* **Source text**

We have noted in previous posts and satsangs less than ten percent of the cells that make up our body are human. More recent estimates say it’s more like forty percent of the cells that make up our body are human. Whether nine percent or forty percent, it’s trivial, either percentage should give us pause when we identify as our body.

A simple observation makes it even more evident we are not existentially our body. If we are born or become physically or developmentally challenged, lose a limb, develop a chronic disease, or are given the diagnosis of a potentially terminal disease, the quality of our life may appear different, but fundamentally, what we are remains unchanged. The immediate experience felt when we inquire, “Who or What am I?”, isn’t affected by the state of our body.

None-the-less, when chance, disease, age, life circumstances, etc., threaten the future existence of our physical body, we often experience this as threatening the existence of what we fundamentally are. Most of us do not give this much consideration until the death of our body or the body of a loved one is perceived as potentially imminent.

The common responses to a “terminal” diagnosis are denial, anger, bargaining, depression, and acceptance. The first four of these are the direct response to a fundamental belief we are existentially our physical body. This is typically a painful process for the individual and those who love him or her.

Most of us go through life apparently oblivious to the fact that we all have a time-limited physical body with an uncertain termination date. We only acknowledge the transient reality of our physical existence when circumstances no longer allow us to ignore it. Kathleen Dowling Singh touches upon this in her book, The Grace In Aging, “Denial, anger, bargaining, and depression are part of the dynamic of chaos as it occurs within the conceptual mind of self-cherishing and self-grasping.” It’s how our emotions are biologically hardwired in our bodymind to function, but what we fundamentally are is beyond our bodies and the emotions experienced through them. Recognizing this feels very liberating.

Since it appears to be a fact none of us have an eternal physical body, humanity has turned to religion, faith, belief, and spirituality in search of that which is eternal.

In addition to this approach, while this physical body still appears to exist, we would suggest exploration with an open heart and mind into the possibility of direct recognition as our fundamentally universal and eternal nature present now. When we come to the direct recognition as This that is eternal, beyond the mind/body-imposed concepts of space and time, then the inevitable death of the physical body loses its existential threat.

In Zen, this is referred to as dying before you die. In Christianity, this may be referred to as being born again – Aramaic transliteration: “That which is born from flesh is flesh, and that which is born from The Spirit is spirit.” (John 3:6) In both cases, what is being described is the death of identification with the body and a recognition as Eternal.

How can we recognize our Eternal Essence? If something is eternal, then it must be—always and already—present. Our body is constantly changing, our thoughts continuously come and go, our beliefs change, our emotions change, our desires change, our hopes and fears change, so if we are Eternal Essence, then none of these things can existentially be Eternal Essence.

In previous posts, we have elucidated multiple pointers to that which never changes:

  • Stop
  • What am I?
  • Be Still
  • What you are looking for is what is looking
  • Notice the gap between thoughts
  • Mooji’s invitation

All these pointers are meant to produce a pause in our focus and identification with what is always changing so we may notice what is not changing and never changing, what is always and already. It is somewhat ironic we tend to identify with what is always changing rather than our unchanging Isness. All it takes to be free from identification with the ever-changing aspects of this life and physical body is an open-hearted, intuitive look at what is not changing, and noticing, “This silent Isness is not what I am experiencing, This is what I Am.”

In Wholeness as This, the existential threat to our ever-changing and time-limited physical body no longer carries the misunderstood weight of eternity. This abiding recognition does not bring peace, it is peace.

* **Exercises to complete**
**a)** List the pointers to that which never changes named in the passage.
**b)** Copy the part of the passage that opens with the words containing "Since it appears" and closes with "which is eternal.".
None of the items that come next are needed.

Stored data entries
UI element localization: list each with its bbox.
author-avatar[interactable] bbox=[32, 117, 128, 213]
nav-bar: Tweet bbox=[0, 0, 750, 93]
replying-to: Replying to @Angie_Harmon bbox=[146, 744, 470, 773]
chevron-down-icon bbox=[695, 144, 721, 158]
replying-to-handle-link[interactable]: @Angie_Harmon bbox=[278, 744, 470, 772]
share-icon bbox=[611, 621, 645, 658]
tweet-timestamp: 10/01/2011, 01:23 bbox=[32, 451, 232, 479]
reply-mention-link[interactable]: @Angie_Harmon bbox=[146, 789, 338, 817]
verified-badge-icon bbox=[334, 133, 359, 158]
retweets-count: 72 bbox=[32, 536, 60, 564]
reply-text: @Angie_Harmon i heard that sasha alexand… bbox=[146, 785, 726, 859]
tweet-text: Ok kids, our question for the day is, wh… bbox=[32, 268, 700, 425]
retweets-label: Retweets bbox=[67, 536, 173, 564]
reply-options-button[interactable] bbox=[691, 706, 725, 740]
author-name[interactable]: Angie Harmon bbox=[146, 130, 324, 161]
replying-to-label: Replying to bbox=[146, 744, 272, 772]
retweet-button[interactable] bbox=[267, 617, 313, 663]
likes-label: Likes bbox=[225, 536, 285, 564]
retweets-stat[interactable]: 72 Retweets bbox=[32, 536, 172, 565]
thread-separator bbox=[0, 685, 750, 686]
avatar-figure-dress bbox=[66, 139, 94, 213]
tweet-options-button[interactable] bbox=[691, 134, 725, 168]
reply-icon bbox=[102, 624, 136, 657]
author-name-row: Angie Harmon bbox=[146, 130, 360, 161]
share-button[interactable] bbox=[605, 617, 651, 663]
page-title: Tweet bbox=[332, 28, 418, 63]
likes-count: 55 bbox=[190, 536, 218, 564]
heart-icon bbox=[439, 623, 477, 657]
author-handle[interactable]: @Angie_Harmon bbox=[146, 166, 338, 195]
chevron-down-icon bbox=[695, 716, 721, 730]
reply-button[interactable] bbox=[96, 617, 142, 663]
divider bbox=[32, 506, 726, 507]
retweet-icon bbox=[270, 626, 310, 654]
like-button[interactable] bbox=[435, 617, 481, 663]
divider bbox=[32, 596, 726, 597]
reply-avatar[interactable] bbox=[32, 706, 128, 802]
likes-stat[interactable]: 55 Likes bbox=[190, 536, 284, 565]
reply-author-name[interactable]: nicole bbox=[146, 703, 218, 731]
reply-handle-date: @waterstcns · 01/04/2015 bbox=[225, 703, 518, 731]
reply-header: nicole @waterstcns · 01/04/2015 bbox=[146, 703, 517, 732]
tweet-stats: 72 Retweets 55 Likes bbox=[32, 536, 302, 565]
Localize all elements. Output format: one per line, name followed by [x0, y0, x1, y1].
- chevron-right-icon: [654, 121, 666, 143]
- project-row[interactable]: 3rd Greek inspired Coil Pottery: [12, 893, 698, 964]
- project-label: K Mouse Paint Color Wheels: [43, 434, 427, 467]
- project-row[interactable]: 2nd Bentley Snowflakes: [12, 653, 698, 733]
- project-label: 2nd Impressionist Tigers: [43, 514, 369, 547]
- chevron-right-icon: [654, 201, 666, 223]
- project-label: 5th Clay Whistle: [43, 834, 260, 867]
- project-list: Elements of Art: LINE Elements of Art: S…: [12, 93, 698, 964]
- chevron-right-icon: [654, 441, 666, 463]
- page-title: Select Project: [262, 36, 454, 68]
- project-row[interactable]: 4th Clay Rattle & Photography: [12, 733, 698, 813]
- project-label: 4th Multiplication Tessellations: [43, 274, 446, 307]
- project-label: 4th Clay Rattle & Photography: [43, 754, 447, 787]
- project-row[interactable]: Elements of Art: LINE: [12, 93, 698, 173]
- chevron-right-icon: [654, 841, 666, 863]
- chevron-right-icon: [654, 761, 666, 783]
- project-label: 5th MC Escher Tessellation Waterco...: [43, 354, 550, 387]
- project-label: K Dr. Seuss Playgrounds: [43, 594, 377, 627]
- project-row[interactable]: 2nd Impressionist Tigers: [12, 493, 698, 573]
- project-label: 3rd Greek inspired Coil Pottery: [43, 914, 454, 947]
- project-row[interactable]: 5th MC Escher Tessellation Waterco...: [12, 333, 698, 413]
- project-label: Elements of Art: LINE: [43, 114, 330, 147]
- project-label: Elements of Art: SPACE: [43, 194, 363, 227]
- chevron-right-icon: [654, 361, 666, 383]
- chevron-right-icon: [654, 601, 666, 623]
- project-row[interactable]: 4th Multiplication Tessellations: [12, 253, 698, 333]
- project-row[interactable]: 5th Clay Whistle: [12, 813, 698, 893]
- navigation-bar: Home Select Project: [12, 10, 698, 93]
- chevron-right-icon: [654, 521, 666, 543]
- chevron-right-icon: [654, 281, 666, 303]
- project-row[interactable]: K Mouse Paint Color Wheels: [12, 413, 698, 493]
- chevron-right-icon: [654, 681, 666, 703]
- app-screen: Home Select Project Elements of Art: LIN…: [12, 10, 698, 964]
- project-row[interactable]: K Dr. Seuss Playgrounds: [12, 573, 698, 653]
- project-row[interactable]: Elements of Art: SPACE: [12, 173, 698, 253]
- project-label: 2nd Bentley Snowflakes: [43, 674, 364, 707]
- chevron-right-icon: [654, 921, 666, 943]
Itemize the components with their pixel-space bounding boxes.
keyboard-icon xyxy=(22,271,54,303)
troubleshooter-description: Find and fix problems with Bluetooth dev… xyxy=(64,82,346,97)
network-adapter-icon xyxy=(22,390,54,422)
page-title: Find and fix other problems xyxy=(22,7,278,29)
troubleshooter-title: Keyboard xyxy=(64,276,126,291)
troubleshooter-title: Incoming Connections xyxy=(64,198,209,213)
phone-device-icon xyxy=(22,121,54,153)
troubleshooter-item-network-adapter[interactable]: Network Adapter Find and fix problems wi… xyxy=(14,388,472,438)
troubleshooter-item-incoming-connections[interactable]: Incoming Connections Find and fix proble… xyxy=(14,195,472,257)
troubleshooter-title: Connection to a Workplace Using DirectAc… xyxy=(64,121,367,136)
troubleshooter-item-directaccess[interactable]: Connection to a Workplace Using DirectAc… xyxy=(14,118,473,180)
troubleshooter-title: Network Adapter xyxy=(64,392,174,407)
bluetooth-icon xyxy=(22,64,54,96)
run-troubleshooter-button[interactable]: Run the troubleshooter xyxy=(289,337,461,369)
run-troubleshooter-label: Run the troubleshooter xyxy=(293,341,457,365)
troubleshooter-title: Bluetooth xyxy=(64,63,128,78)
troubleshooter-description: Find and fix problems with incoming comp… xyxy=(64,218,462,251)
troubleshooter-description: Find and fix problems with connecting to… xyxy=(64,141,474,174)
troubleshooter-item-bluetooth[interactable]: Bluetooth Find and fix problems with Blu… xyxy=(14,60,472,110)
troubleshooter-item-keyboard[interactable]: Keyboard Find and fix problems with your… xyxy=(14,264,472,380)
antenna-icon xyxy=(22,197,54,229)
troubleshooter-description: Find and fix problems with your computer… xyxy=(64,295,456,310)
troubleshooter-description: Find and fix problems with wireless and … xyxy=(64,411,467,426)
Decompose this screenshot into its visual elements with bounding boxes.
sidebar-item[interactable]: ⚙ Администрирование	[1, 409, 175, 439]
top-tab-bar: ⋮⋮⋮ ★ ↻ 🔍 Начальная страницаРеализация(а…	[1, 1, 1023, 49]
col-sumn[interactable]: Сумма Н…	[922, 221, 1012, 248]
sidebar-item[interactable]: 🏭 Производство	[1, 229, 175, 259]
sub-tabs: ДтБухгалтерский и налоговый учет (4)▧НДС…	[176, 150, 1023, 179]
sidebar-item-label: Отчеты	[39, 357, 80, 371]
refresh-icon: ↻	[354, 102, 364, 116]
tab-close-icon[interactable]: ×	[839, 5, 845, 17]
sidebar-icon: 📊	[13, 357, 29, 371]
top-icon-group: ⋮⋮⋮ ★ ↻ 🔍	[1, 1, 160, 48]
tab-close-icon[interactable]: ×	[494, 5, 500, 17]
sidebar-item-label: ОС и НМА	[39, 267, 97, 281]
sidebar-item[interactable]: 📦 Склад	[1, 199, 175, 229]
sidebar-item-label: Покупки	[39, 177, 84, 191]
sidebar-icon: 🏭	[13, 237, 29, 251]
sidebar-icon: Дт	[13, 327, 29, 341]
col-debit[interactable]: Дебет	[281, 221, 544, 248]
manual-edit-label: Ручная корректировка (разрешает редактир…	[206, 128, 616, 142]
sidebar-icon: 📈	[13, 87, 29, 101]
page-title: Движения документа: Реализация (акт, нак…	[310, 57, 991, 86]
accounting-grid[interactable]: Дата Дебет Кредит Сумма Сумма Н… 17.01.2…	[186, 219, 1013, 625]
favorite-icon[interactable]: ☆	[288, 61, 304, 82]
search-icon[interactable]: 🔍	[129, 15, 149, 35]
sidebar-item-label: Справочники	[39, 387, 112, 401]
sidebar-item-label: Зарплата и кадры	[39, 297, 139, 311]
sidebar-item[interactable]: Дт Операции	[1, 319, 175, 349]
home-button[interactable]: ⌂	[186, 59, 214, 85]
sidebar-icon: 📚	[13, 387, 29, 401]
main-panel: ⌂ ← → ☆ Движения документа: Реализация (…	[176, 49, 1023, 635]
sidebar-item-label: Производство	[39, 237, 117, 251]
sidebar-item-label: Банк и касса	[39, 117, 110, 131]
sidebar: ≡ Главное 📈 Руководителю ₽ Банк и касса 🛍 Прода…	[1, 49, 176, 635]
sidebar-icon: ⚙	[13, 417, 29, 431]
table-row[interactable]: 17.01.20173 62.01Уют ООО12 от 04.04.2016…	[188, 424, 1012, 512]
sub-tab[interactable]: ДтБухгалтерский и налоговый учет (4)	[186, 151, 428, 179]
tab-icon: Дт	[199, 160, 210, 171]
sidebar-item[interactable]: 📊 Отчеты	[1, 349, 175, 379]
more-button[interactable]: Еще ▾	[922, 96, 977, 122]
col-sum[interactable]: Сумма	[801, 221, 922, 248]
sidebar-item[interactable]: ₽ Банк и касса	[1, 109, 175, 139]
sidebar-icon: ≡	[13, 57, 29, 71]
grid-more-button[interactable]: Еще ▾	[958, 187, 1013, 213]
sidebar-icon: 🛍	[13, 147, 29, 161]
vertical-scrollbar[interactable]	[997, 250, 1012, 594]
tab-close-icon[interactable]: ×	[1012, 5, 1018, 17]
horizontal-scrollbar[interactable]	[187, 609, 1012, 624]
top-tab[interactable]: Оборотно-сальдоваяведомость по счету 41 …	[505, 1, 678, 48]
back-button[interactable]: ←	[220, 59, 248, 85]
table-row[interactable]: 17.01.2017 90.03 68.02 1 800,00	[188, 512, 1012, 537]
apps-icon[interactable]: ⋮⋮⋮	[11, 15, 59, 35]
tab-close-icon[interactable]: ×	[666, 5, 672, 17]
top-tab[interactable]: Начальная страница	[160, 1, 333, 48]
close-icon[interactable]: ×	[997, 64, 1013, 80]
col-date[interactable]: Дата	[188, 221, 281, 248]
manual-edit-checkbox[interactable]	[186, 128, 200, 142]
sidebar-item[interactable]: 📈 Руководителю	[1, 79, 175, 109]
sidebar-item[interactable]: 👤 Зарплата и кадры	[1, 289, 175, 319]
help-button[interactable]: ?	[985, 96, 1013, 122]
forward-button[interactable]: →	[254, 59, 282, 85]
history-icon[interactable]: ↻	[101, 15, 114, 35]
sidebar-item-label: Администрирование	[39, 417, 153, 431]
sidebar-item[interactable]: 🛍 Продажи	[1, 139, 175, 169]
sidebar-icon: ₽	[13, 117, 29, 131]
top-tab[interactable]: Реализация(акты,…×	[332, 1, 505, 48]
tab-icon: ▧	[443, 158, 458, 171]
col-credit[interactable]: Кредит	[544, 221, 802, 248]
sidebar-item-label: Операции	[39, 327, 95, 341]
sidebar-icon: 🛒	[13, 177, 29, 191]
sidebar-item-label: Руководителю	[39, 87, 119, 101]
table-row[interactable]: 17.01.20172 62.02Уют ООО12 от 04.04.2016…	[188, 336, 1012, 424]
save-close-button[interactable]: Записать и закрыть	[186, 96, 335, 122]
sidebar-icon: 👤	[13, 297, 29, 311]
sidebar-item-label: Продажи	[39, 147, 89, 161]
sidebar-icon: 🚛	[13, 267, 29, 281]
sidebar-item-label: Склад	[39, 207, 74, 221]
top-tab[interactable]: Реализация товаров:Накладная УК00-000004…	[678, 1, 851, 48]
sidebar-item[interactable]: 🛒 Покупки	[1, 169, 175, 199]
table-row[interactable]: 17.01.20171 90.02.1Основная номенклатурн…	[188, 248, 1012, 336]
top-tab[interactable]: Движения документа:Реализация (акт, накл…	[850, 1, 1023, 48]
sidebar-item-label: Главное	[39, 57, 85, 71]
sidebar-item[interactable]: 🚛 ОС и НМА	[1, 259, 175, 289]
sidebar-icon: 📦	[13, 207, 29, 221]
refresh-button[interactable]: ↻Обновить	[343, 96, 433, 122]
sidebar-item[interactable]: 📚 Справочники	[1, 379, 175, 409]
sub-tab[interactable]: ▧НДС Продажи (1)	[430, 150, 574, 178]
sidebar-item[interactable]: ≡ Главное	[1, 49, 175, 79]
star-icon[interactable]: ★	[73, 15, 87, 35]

* **Task-by-task solutions**
**a)**
- Stop
- What am I?
- Be Still
- What you are looking for is what is looking
- Notice the gap between thoughts
- Mooji's invitation

**b)**
Since it appears to be a fact none of us have an eternal physical body, humanity has turned to religion, faith, belief, and spirituality in search of that which is eternal.